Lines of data
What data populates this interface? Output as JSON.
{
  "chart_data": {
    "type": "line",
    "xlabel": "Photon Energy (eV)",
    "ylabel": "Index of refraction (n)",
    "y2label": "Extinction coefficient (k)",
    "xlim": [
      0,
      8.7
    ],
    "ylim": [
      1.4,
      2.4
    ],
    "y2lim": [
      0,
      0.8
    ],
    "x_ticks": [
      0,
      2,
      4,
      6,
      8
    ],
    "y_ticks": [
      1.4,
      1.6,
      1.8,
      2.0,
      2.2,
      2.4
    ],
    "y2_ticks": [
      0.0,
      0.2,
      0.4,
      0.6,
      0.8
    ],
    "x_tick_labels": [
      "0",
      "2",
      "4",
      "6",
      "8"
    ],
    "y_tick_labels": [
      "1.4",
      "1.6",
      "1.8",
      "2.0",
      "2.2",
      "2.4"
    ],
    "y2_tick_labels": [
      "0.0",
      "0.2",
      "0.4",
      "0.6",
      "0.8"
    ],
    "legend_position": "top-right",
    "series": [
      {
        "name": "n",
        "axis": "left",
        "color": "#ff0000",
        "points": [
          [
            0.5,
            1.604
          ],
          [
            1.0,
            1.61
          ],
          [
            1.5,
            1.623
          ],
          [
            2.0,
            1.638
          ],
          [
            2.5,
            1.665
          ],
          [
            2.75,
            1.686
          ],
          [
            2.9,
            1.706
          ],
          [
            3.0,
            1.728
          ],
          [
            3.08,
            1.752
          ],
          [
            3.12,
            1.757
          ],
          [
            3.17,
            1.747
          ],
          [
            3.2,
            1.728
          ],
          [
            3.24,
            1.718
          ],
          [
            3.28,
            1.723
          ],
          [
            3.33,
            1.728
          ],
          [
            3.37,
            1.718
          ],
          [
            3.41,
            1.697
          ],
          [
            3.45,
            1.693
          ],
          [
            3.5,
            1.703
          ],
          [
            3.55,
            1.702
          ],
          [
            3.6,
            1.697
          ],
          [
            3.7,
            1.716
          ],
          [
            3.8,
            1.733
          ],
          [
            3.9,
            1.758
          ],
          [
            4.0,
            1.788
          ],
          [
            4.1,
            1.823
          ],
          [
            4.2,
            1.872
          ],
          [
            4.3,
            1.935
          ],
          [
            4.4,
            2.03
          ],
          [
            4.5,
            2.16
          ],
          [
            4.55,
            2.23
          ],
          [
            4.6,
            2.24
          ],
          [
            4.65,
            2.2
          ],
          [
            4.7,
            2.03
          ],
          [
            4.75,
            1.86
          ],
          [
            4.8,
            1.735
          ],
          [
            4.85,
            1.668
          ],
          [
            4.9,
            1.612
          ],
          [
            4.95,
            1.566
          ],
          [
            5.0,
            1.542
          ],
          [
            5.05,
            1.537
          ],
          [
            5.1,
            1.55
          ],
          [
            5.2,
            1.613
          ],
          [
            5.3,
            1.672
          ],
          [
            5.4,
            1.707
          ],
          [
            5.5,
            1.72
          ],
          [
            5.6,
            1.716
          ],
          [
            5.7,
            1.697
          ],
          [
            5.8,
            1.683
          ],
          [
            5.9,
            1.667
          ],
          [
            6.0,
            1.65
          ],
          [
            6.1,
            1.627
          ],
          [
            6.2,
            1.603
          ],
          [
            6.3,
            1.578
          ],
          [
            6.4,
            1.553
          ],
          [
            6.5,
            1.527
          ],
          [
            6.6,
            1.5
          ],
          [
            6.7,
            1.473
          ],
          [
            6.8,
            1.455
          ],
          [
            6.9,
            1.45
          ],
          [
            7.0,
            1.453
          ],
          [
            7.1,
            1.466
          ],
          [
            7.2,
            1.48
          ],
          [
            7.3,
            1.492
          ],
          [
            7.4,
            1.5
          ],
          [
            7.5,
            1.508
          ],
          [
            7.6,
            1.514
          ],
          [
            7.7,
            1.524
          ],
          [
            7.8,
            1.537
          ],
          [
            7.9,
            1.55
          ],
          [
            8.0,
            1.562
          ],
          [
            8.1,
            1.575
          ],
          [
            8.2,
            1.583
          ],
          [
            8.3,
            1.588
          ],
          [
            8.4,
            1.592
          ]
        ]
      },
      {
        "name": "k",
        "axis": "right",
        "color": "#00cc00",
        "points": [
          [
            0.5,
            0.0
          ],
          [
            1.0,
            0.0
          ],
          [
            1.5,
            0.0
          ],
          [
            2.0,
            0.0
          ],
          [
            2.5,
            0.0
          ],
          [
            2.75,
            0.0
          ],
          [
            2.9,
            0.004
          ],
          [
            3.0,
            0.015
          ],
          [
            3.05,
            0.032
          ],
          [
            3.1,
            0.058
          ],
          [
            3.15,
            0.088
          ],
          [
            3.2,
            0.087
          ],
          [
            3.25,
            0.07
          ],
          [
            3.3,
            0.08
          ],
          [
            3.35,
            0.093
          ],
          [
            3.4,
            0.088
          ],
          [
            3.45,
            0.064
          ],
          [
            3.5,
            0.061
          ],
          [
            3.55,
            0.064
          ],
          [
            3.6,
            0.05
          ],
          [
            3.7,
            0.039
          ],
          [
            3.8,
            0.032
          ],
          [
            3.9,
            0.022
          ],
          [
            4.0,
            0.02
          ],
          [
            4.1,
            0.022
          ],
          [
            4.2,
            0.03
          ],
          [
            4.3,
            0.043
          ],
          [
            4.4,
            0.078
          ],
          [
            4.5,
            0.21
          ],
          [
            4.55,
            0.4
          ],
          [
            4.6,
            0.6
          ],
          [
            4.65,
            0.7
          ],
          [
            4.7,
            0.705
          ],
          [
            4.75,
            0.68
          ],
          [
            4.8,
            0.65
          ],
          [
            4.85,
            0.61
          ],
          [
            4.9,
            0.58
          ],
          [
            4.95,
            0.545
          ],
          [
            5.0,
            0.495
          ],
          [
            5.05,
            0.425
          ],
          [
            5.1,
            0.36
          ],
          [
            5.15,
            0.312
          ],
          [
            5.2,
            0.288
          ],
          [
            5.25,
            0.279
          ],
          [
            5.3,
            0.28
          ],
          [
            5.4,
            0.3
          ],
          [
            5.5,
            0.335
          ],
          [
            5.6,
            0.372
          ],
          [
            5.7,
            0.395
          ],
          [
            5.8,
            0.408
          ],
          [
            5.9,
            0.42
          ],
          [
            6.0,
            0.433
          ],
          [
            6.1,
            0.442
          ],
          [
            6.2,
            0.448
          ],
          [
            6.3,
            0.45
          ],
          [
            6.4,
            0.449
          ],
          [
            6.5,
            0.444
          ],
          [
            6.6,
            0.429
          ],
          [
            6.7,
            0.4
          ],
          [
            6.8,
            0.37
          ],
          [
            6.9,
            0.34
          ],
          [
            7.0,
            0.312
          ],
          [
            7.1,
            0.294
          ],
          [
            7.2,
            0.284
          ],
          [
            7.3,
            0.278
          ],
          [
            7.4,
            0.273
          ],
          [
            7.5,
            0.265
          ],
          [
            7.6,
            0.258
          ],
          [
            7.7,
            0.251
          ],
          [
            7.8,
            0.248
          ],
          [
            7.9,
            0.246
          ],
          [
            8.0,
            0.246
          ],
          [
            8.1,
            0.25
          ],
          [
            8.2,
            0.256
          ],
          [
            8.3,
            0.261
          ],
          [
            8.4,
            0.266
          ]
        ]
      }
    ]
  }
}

## INSTRUCTIONS TO FOLLOW:
From the entries, report each line that includes the word "right".

## FINAL RESULT:
    "legend_position": "top-right",
        "axis": "right",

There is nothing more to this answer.